WHAT IS EXPECTED — Work out how many lines of the records contain "события". Answer with the number and nothing else.

Lines of data —
* START *

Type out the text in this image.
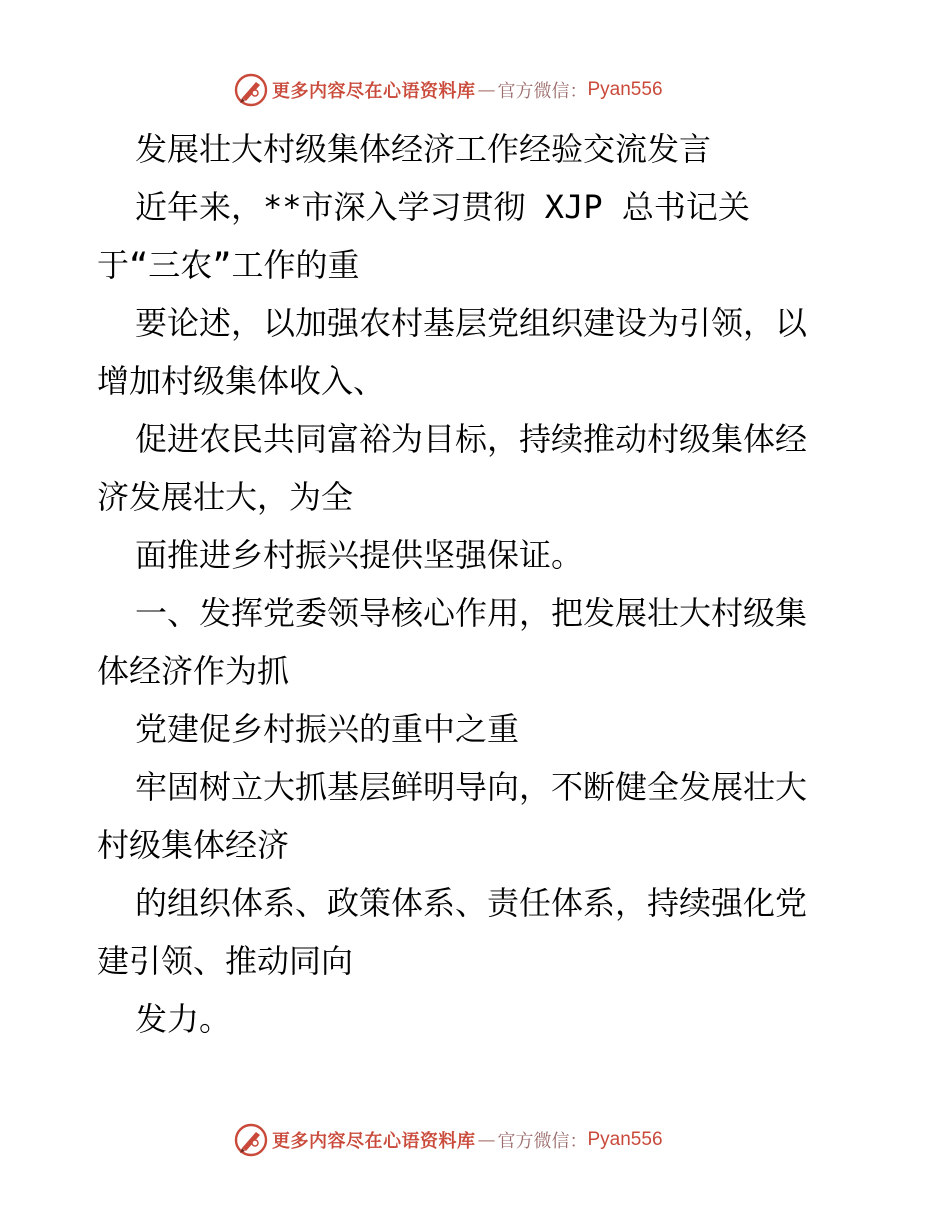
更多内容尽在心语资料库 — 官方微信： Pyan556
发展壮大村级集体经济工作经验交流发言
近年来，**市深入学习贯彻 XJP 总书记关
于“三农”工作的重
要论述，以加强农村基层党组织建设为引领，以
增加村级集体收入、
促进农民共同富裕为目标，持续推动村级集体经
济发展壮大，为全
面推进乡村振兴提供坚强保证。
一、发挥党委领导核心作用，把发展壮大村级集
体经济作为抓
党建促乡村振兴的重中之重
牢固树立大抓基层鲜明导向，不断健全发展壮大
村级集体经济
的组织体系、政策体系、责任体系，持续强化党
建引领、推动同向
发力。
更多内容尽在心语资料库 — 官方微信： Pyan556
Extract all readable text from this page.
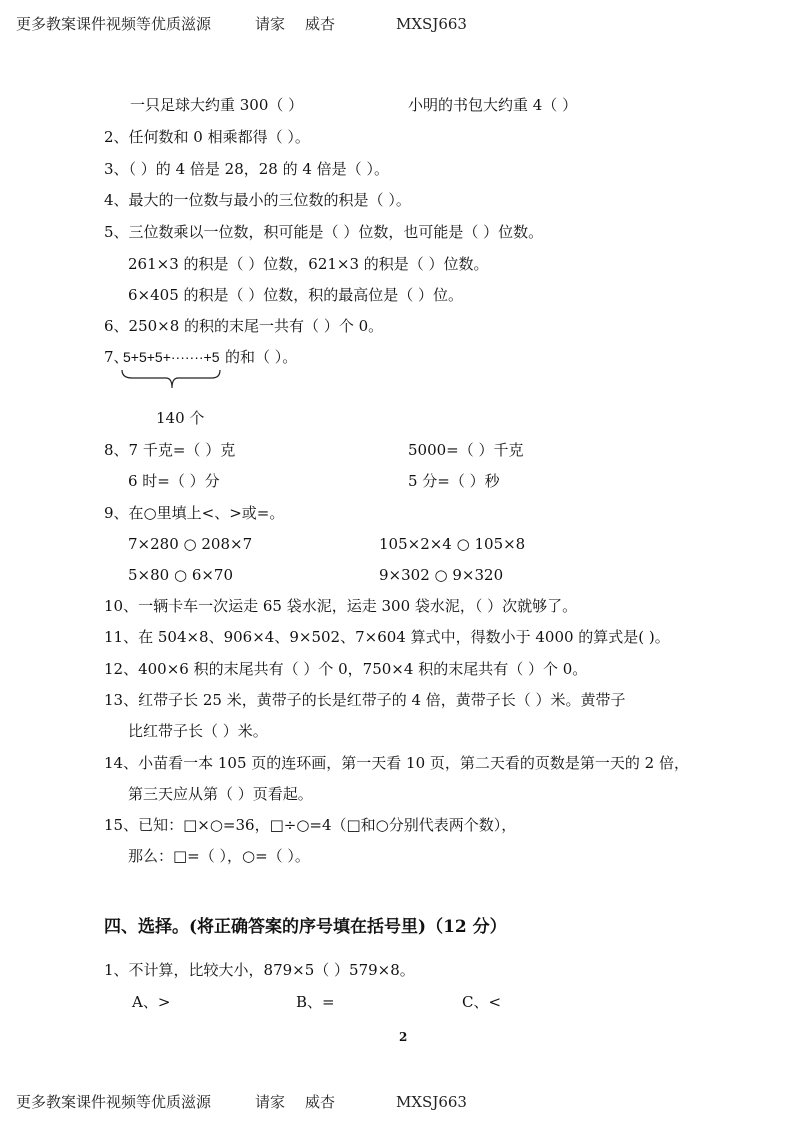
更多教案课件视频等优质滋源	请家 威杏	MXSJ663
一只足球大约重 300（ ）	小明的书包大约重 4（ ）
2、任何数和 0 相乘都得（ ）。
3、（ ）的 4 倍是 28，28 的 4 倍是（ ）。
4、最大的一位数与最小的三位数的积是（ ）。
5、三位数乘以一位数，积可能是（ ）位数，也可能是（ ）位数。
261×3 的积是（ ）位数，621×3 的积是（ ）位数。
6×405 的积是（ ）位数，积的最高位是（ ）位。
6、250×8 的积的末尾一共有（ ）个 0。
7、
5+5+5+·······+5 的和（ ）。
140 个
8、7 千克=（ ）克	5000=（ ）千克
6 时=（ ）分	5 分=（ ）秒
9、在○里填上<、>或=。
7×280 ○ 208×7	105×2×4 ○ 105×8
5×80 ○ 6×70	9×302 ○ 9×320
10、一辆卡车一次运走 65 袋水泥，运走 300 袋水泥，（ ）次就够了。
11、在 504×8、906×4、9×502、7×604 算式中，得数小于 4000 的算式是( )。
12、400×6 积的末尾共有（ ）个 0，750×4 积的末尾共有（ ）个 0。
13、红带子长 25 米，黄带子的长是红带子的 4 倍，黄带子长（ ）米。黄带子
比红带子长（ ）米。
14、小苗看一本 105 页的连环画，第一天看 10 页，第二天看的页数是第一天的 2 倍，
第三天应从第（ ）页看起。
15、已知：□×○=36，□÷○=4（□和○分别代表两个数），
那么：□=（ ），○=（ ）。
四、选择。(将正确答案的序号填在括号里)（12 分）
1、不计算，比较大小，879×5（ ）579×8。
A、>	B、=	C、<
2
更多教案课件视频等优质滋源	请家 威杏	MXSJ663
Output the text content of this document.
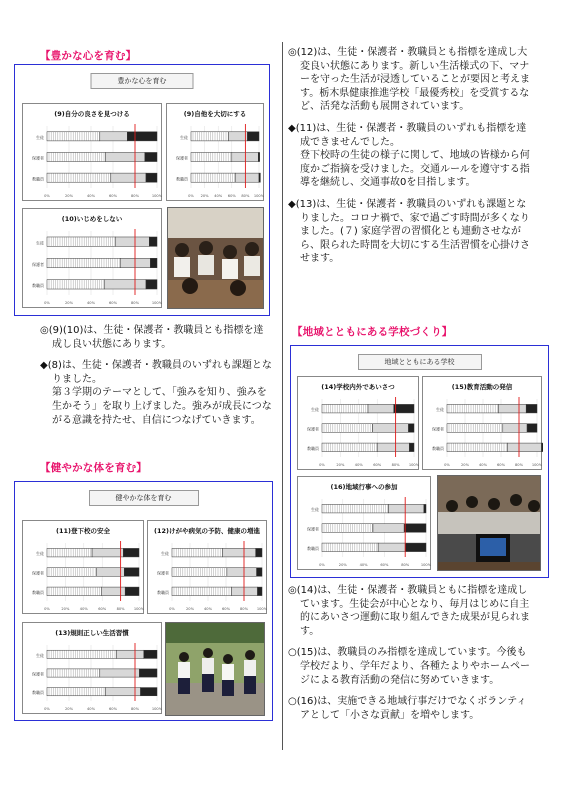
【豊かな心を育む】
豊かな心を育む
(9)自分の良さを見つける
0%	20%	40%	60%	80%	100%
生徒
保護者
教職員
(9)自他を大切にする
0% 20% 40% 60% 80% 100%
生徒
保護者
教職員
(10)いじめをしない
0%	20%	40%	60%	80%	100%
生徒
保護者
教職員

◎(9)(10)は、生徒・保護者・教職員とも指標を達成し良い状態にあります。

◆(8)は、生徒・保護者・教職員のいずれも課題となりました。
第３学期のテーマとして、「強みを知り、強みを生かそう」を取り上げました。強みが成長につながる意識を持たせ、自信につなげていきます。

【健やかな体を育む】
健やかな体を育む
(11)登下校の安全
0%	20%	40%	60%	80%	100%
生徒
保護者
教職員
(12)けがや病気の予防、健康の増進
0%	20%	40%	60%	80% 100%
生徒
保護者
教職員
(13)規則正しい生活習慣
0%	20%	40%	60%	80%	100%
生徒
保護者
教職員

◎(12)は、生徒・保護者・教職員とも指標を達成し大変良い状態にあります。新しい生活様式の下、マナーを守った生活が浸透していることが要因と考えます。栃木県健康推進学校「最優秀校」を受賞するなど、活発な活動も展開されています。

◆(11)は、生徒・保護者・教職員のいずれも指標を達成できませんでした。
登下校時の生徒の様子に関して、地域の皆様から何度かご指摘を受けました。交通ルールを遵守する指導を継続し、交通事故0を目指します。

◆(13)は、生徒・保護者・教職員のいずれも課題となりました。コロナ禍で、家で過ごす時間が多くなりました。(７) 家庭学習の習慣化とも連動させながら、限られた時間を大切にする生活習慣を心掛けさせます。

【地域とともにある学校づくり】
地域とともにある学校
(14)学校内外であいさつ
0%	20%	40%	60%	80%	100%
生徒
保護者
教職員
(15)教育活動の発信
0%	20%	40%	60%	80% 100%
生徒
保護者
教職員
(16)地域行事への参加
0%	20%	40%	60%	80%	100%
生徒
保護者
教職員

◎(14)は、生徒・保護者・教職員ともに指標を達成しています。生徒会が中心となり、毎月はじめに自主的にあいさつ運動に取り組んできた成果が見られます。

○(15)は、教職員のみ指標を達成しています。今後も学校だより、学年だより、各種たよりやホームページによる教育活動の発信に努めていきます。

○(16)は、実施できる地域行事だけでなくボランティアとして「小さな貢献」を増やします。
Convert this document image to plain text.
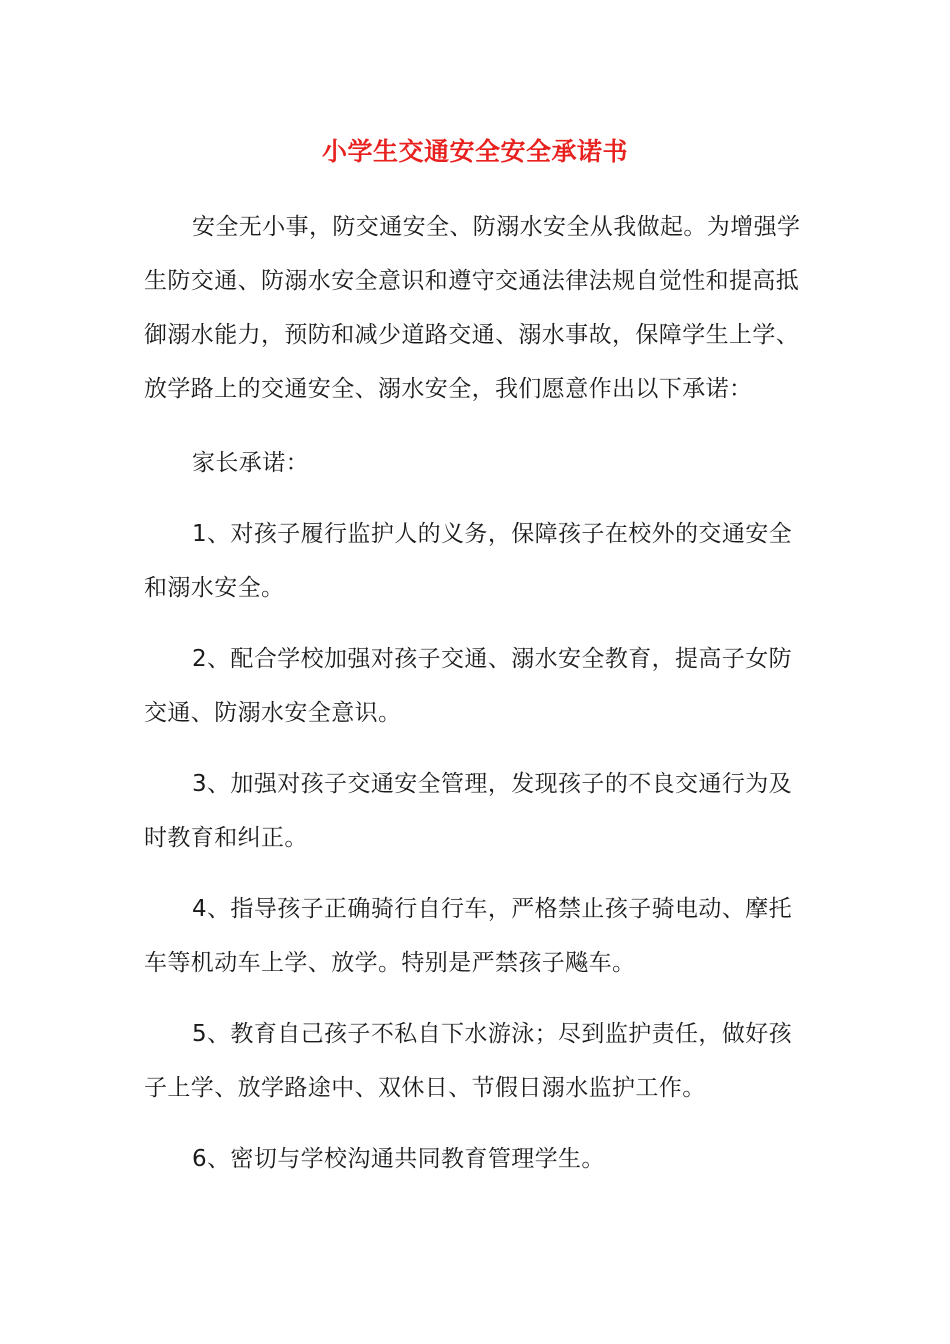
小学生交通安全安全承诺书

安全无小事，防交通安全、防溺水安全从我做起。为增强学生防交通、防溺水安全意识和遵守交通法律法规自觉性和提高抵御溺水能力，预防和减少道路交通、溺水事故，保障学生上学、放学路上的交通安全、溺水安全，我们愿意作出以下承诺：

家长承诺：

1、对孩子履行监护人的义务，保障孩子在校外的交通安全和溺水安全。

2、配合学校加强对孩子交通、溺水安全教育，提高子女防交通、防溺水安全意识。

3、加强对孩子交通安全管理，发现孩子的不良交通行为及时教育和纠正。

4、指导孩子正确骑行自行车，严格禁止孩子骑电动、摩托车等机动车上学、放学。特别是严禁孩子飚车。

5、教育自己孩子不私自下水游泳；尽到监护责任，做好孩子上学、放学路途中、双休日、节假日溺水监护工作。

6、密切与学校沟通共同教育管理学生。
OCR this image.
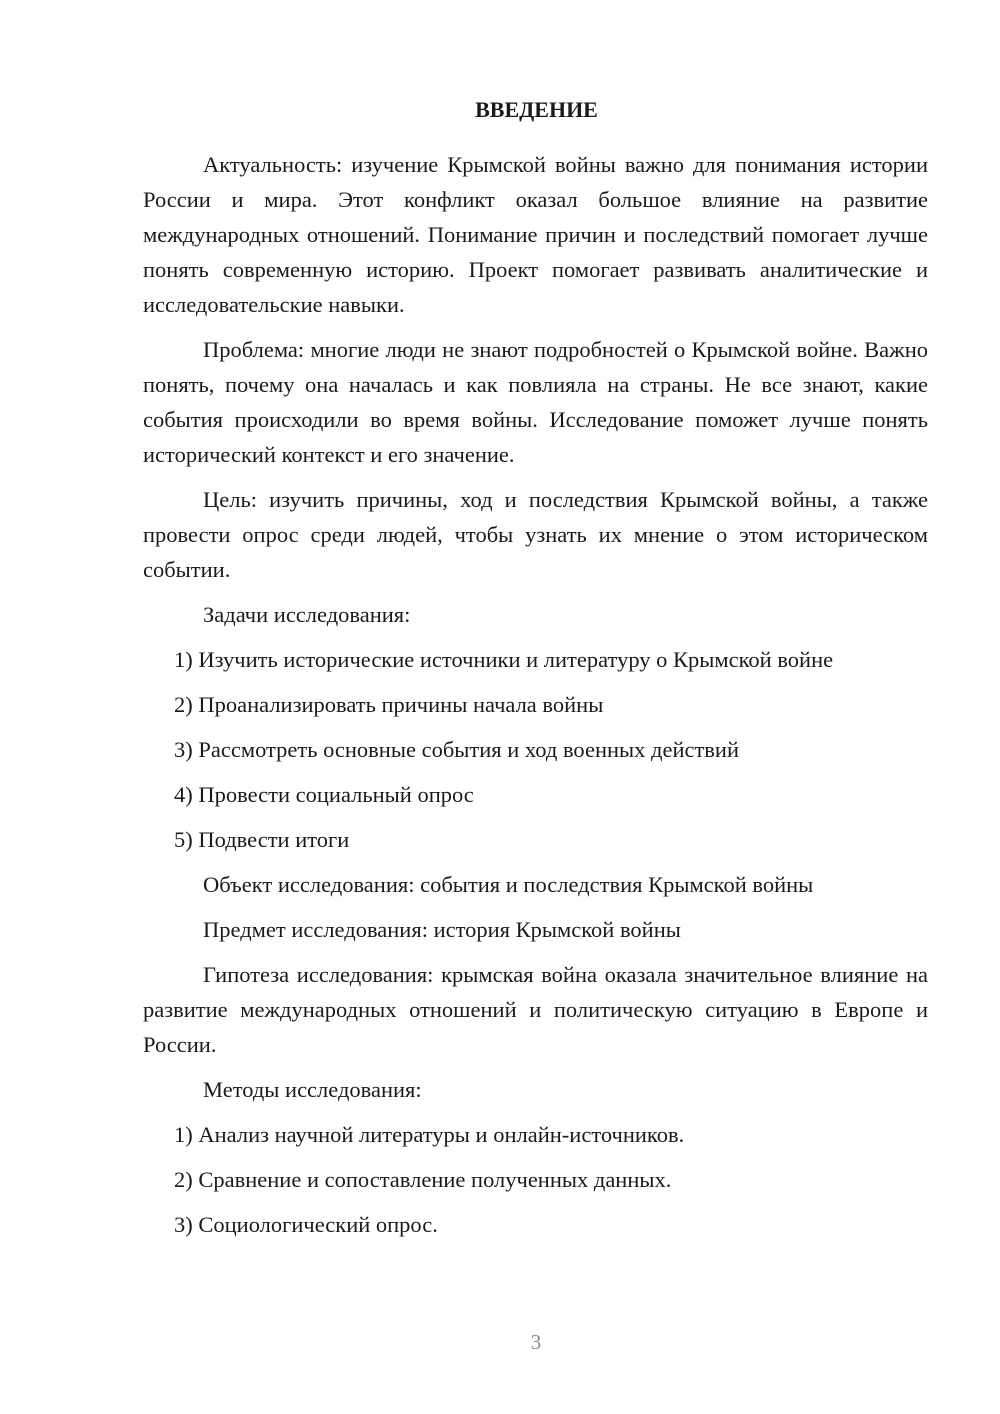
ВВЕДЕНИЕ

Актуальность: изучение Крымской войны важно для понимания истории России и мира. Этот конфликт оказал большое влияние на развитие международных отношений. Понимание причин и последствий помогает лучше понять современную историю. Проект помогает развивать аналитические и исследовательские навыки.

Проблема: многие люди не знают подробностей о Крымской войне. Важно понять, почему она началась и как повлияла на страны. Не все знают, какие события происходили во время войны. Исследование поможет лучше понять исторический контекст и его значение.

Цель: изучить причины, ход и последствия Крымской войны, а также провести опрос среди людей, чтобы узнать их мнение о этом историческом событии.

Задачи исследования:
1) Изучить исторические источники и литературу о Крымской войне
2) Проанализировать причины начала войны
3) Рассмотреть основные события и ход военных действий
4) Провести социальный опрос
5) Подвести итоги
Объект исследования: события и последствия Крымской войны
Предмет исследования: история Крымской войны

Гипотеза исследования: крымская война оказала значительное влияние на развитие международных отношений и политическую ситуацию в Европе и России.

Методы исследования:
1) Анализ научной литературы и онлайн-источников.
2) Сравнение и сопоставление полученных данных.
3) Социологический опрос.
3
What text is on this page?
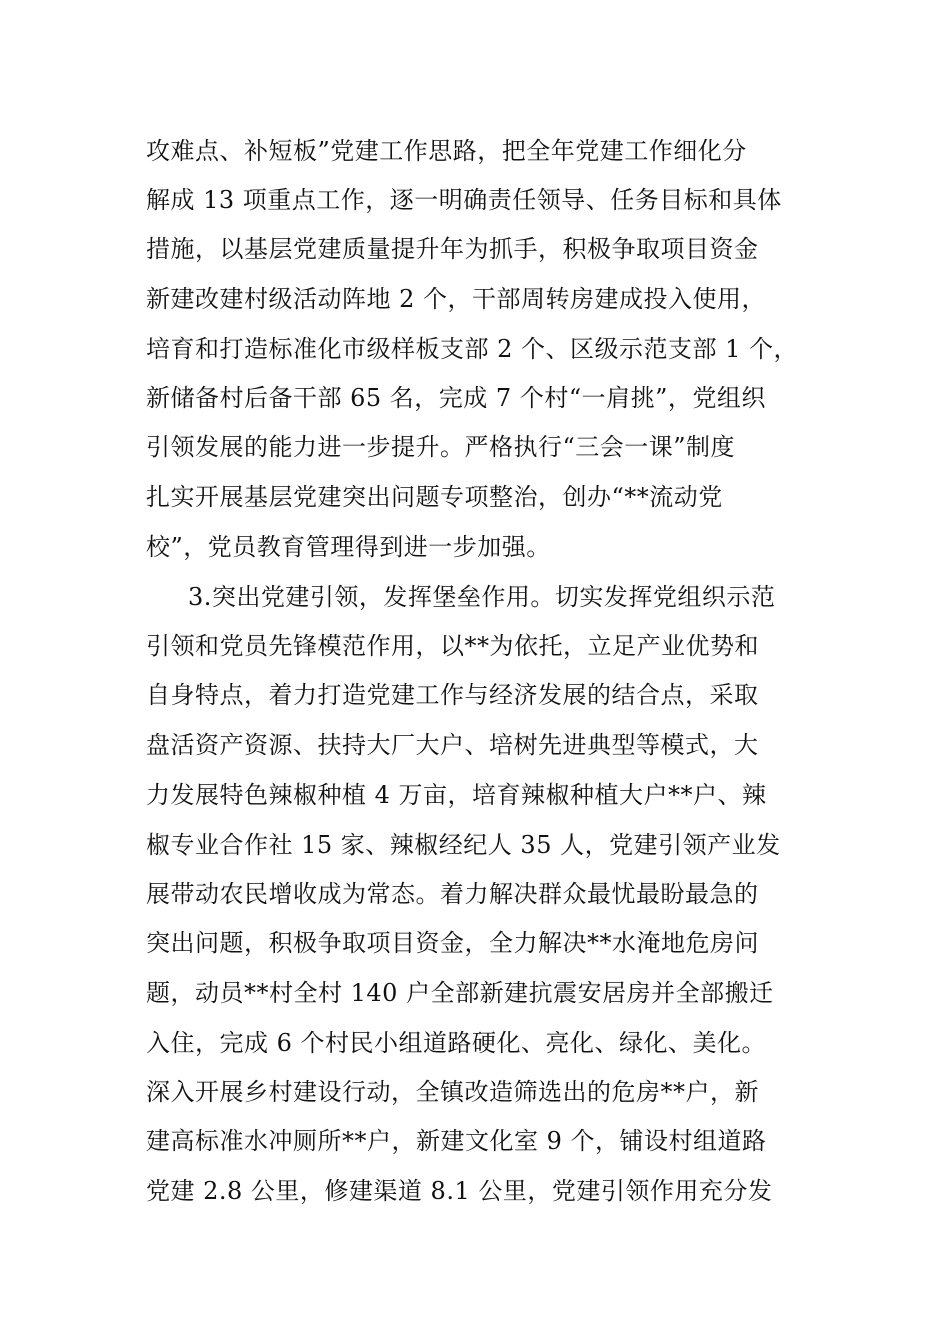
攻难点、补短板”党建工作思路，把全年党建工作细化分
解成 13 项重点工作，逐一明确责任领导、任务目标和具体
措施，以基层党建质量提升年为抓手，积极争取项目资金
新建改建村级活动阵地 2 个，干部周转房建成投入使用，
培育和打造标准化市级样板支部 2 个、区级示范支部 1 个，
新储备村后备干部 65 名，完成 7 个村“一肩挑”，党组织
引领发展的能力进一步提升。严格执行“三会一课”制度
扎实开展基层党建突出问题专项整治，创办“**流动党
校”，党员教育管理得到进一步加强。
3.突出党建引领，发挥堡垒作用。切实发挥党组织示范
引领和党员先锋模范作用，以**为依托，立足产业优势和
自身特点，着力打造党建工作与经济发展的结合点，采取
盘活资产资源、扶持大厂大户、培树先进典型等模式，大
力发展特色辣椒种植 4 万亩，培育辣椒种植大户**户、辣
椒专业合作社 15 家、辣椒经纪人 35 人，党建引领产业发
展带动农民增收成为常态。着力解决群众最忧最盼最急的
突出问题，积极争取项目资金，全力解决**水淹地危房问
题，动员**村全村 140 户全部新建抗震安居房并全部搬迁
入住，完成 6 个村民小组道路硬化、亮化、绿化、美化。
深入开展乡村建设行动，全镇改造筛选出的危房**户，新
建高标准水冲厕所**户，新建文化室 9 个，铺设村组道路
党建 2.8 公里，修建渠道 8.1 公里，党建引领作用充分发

* END *

EXERCISE OUTPUT — 3